— START OF Input material —

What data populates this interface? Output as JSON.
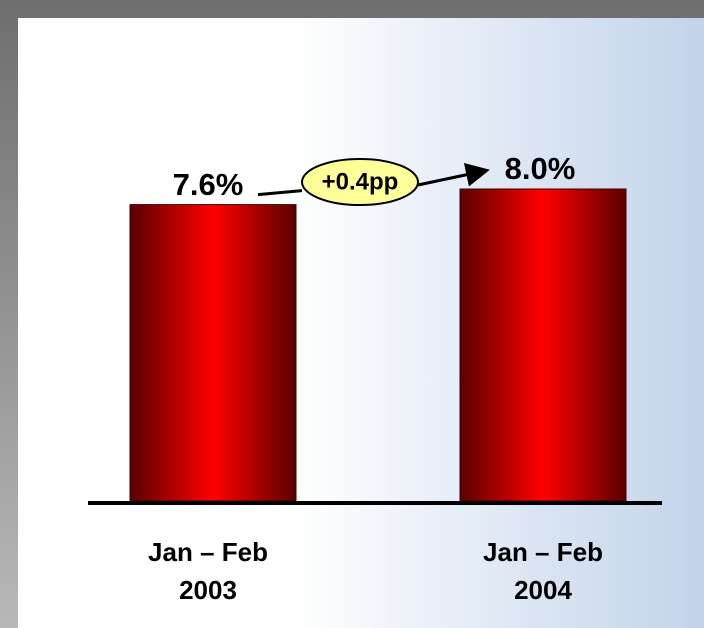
{
  "chart_data": {
    "type": "bar",
    "categories": [
      "Jan – Feb 2003",
      "Jan – Feb 2004"
    ],
    "values": [
      7.6,
      8.0
    ],
    "value_labels": [
      "7.6%",
      "8.0%"
    ],
    "annotation": "+0.4pp",
    "color": "#ff0000"
  }
}
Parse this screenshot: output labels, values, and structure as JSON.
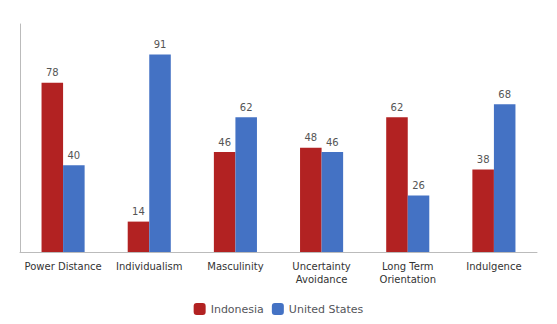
{
  "chart_data": {
    "type": "bar",
    "categories": [
      "Power Distance",
      "Individualism",
      "Masculinity",
      "Uncertainty\nAvoidance",
      "Long Term\nOrientation",
      "Indulgence"
    ],
    "series": [
      {
        "name": "Indonesia",
        "color": "#B22222",
        "values": [
          78,
          14,
          46,
          48,
          62,
          38
        ]
      },
      {
        "name": "United States",
        "color": "#4472C4",
        "values": [
          40,
          91,
          62,
          46,
          26,
          68
        ]
      }
    ],
    "ylim": [
      0,
      105
    ],
    "grid": false,
    "legend": "bottom",
    "data_labels": true,
    "tick_labels": "x"
  }
}
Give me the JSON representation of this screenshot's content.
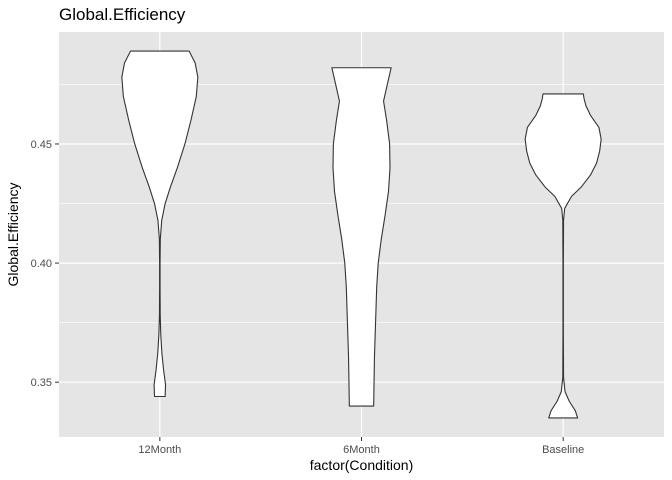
{
  "chart_data": {
    "type": "violin",
    "title": "Global.Efficiency",
    "xlabel": "factor(Condition)",
    "ylabel": "Global.Efficiency",
    "categories": [
      "12Month",
      "6Month",
      "Baseline"
    ],
    "ylim": [
      0.327,
      0.497
    ],
    "yticks": [
      0.35,
      0.4,
      0.45
    ],
    "ytick_labels": [
      "0.35",
      "0.40",
      "0.45"
    ],
    "grid": true,
    "colors": {
      "panel_background": "#e5e5e5",
      "gridline": "#ffffff",
      "violin_fill": "#ffffff",
      "violin_outline": "#333333",
      "tick_text": "#4d4d4d"
    },
    "series": [
      {
        "category": "12Month",
        "min": 0.344,
        "max": 0.489,
        "profile": [
          [
            0.344,
            0.14
          ],
          [
            0.349,
            0.15
          ],
          [
            0.355,
            0.1
          ],
          [
            0.362,
            0.055
          ],
          [
            0.37,
            0.025
          ],
          [
            0.378,
            0.01
          ],
          [
            0.39,
            0.006
          ],
          [
            0.4,
            0.006
          ],
          [
            0.41,
            0.012
          ],
          [
            0.418,
            0.05
          ],
          [
            0.425,
            0.14
          ],
          [
            0.432,
            0.28
          ],
          [
            0.44,
            0.46
          ],
          [
            0.45,
            0.66
          ],
          [
            0.46,
            0.82
          ],
          [
            0.47,
            0.96
          ],
          [
            0.478,
            1.0
          ],
          [
            0.484,
            0.93
          ],
          [
            0.489,
            0.77
          ]
        ]
      },
      {
        "category": "6Month",
        "min": 0.34,
        "max": 0.482,
        "profile": [
          [
            0.34,
            0.32
          ],
          [
            0.35,
            0.33
          ],
          [
            0.36,
            0.34
          ],
          [
            0.37,
            0.36
          ],
          [
            0.38,
            0.38
          ],
          [
            0.39,
            0.4
          ],
          [
            0.4,
            0.44
          ],
          [
            0.41,
            0.52
          ],
          [
            0.42,
            0.62
          ],
          [
            0.43,
            0.71
          ],
          [
            0.44,
            0.75
          ],
          [
            0.45,
            0.74
          ],
          [
            0.46,
            0.66
          ],
          [
            0.468,
            0.58
          ],
          [
            0.475,
            0.68
          ],
          [
            0.482,
            0.78
          ]
        ]
      },
      {
        "category": "Baseline",
        "min": 0.335,
        "max": 0.471,
        "profile": [
          [
            0.335,
            0.38
          ],
          [
            0.338,
            0.32
          ],
          [
            0.342,
            0.16
          ],
          [
            0.346,
            0.05
          ],
          [
            0.352,
            0.01
          ],
          [
            0.37,
            0.005
          ],
          [
            0.4,
            0.005
          ],
          [
            0.418,
            0.01
          ],
          [
            0.423,
            0.04
          ],
          [
            0.428,
            0.22
          ],
          [
            0.432,
            0.48
          ],
          [
            0.437,
            0.72
          ],
          [
            0.442,
            0.88
          ],
          [
            0.447,
            0.96
          ],
          [
            0.452,
            1.0
          ],
          [
            0.457,
            0.94
          ],
          [
            0.462,
            0.72
          ],
          [
            0.466,
            0.6
          ],
          [
            0.469,
            0.55
          ],
          [
            0.471,
            0.53
          ]
        ]
      }
    ]
  }
}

— END OF Input material —

## Goal:
Reproduce the material above in full, exactly, with no images.

## Response for this exercise:
What data populates this interface? Output as JSON.
{
  "chart_data": {
    "type": "bar",
    "categories": [
      "Jan – Feb 2003",
      "Jan – Feb 2004"
    ],
    "values": [
      7.6,
      8.0
    ],
    "value_labels": [
      "7.6%",
      "8.0%"
    ],
    "annotation": "+0.4pp",
    "color": "#ff0000"
  }
}
Parse this screenshot: output labels, values, and structure as JSON.
{
  "chart_data": {
    "type": "bar",
    "categories": [
      "Power Distance",
      "Individualism",
      "Masculinity",
      "Uncertainty\nAvoidance",
      "Long Term\nOrientation",
      "Indulgence"
    ],
    "series": [
      {
        "name": "Indonesia",
        "color": "#B22222",
        "values": [
          78,
          14,
          46,
          48,
          62,
          38
        ]
      },
      {
        "name": "United States",
        "color": "#4472C4",
        "values": [
          40,
          91,
          62,
          46,
          26,
          68
        ]
      }
    ],
    "ylim": [
      0,
      105
    ],
    "grid": false,
    "legend": "bottom",
    "data_labels": true,
    "tick_labels": "x"
  }
}
Give me the JSON representation of this screenshot's content.
{
  "chart_data": {
    "type": "violin",
    "title": "Global.Efficiency",
    "xlabel": "factor(Condition)",
    "ylabel": "Global.Efficiency",
    "categories": [
      "12Month",
      "6Month",
      "Baseline"
    ],
    "ylim": [
      0.327,
      0.497
    ],
    "yticks": [
      0.35,
      0.4,
      0.45
    ],
    "ytick_labels": [
      "0.35",
      "0.40",
      "0.45"
    ],
    "grid": true,
    "colors": {
      "panel_background": "#e5e5e5",
      "gridline": "#ffffff",
      "violin_fill": "#ffffff",
      "violin_outline": "#333333",
      "tick_text": "#4d4d4d"
    },
    "series": [
      {
        "category": "12Month",
        "min": 0.344,
        "max": 0.489,
        "profile": [
          [
            0.344,
            0.14
          ],
          [
            0.349,
            0.15
          ],
          [
            0.355,
            0.1
          ],
          [
            0.362,
            0.055
          ],
          [
            0.37,
            0.025
          ],
          [
            0.378,
            0.01
          ],
          [
            0.39,
            0.006
          ],
          [
            0.4,
            0.006
          ],
          [
            0.41,
            0.012
          ],
          [
            0.418,
            0.05
          ],
          [
            0.425,
            0.14
          ],
          [
            0.432,
            0.28
          ],
          [
            0.44,
            0.46
          ],
          [
            0.45,
            0.66
          ],
          [
            0.46,
            0.82
          ],
          [
            0.47,
            0.96
          ],
          [
            0.478,
            1.0
          ],
          [
            0.484,
            0.93
          ],
          [
            0.489,
            0.77
          ]
        ]
      },
      {
        "category": "6Month",
        "min": 0.34,
        "max": 0.482,
        "profile": [
          [
            0.34,
            0.32
          ],
          [
            0.35,
            0.33
          ],
          [
            0.36,
            0.34
          ],
          [
            0.37,
            0.36
          ],
          [
            0.38,
            0.38
          ],
          [
            0.39,
            0.4
          ],
          [
            0.4,
            0.44
          ],
          [
            0.41,
            0.52
          ],
          [
            0.42,
            0.62
          ],
          [
            0.43,
            0.71
          ],
          [
            0.44,
            0.75
          ],
          [
            0.45,
            0.74
          ],
          [
            0.46,
            0.66
          ],
          [
            0.468,
            0.58
          ],
          [
            0.475,
            0.68
          ],
          [
            0.482,
            0.78
          ]
        ]
      },
      {
        "category": "Baseline",
        "min": 0.335,
        "max": 0.471,
        "profile": [
          [
            0.335,
            0.38
          ],
          [
            0.338,
            0.32
          ],
          [
            0.342,
            0.16
          ],
          [
            0.346,
            0.05
          ],
          [
            0.352,
            0.01
          ],
          [
            0.37,
            0.005
          ],
          [
            0.4,
            0.005
          ],
          [
            0.418,
            0.01
          ],
          [
            0.423,
            0.04
          ],
          [
            0.428,
            0.22
          ],
          [
            0.432,
            0.48
          ],
          [
            0.437,
            0.72
          ],
          [
            0.442,
            0.88
          ],
          [
            0.447,
            0.96
          ],
          [
            0.452,
            1.0
          ],
          [
            0.457,
            0.94
          ],
          [
            0.462,
            0.72
          ],
          [
            0.466,
            0.6
          ],
          [
            0.469,
            0.55
          ],
          [
            0.471,
            0.53
          ]
        ]
      }
    ]
  }
}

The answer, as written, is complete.